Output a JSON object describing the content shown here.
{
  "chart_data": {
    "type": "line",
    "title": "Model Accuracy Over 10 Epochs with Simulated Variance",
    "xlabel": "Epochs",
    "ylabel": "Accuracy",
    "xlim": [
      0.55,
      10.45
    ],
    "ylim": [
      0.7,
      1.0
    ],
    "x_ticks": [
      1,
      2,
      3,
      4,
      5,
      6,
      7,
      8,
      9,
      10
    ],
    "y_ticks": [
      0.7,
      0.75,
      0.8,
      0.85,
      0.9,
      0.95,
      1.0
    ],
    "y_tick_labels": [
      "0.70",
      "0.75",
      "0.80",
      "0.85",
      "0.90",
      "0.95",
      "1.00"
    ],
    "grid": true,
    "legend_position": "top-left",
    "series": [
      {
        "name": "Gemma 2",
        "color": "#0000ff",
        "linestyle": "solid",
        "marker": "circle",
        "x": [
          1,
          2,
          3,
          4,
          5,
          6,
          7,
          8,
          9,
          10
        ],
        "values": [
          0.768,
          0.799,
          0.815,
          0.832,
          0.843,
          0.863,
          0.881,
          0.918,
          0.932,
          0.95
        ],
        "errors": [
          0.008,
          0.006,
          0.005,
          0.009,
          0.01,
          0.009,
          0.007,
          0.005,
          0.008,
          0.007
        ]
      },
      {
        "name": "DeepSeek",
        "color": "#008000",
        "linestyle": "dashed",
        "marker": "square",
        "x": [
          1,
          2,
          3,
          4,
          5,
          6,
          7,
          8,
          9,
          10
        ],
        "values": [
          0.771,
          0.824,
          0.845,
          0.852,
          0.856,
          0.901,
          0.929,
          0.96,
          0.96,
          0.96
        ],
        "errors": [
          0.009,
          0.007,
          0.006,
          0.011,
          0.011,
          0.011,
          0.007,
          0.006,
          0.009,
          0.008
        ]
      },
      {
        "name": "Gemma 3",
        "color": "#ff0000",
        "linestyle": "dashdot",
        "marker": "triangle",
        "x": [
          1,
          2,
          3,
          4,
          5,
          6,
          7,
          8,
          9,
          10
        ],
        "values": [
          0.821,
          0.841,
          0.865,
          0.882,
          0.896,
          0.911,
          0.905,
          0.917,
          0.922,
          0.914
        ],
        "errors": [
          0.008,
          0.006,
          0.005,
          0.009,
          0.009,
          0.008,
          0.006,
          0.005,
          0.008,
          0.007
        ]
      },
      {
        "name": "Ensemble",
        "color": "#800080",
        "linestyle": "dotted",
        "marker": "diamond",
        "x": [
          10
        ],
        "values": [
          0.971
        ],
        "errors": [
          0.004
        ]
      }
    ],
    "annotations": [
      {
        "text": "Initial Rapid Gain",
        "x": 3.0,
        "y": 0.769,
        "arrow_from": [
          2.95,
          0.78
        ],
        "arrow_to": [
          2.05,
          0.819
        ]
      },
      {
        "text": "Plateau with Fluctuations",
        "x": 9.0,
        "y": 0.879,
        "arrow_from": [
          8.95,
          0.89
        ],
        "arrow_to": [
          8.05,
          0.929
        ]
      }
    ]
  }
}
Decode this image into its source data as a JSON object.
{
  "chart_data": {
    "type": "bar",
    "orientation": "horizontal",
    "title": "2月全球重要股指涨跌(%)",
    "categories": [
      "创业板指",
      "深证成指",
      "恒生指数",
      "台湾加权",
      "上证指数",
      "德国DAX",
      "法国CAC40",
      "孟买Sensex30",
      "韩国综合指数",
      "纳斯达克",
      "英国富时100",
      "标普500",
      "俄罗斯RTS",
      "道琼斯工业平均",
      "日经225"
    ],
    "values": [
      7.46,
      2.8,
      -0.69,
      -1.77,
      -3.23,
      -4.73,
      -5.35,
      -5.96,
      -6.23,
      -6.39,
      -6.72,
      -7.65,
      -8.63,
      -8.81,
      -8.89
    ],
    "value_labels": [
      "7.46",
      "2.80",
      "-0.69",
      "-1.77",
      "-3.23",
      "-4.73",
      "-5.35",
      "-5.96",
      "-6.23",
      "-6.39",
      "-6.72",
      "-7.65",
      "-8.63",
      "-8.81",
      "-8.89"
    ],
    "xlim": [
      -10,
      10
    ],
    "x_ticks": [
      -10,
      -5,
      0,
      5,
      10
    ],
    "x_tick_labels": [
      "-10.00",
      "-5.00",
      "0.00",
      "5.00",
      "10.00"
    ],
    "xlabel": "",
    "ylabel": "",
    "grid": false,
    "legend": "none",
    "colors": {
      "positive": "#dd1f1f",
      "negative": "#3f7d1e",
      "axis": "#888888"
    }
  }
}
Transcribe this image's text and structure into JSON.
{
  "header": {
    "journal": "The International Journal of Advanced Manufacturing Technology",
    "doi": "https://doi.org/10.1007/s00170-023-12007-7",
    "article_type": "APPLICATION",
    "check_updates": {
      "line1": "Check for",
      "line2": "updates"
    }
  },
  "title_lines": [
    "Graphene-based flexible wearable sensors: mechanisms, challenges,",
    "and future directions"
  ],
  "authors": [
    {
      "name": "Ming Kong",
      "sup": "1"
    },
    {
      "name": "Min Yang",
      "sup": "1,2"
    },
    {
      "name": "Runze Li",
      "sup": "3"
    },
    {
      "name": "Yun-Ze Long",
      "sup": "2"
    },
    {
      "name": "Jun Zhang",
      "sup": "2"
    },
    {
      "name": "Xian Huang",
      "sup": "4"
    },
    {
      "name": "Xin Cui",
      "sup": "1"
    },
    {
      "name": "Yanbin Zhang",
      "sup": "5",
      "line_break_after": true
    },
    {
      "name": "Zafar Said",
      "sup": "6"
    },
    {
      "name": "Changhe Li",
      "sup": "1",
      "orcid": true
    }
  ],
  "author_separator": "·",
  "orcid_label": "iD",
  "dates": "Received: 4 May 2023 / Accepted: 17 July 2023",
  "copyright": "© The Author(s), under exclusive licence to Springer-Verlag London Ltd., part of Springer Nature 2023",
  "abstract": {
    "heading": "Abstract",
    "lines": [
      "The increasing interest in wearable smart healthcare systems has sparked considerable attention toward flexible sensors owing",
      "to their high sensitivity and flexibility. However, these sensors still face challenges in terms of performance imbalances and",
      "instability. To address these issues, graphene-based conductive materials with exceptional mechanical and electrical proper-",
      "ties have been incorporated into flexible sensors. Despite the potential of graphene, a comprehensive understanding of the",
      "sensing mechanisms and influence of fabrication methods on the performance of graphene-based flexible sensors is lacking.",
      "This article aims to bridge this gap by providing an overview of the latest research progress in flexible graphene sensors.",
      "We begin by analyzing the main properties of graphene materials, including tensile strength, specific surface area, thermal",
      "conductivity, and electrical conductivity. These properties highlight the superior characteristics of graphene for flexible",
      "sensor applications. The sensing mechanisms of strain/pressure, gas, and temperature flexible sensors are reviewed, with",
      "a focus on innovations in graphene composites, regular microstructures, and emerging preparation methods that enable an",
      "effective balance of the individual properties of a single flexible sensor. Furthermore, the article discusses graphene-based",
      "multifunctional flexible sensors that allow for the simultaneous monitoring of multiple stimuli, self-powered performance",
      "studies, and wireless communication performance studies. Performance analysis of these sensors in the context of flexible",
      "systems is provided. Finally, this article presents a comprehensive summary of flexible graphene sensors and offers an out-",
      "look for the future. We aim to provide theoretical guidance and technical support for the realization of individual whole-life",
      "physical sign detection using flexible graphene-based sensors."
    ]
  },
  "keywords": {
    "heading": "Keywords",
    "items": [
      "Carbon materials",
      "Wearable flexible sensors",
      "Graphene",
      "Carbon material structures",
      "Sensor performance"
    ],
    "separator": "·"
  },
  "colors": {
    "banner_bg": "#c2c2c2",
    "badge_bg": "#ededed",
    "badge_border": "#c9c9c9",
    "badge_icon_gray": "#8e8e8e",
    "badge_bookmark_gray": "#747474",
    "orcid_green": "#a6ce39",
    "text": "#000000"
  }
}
==========
§ AIM: Determine the number of lines in the records that include the string "heading", and respond with that number only.

§ TASK SOLUTION: 2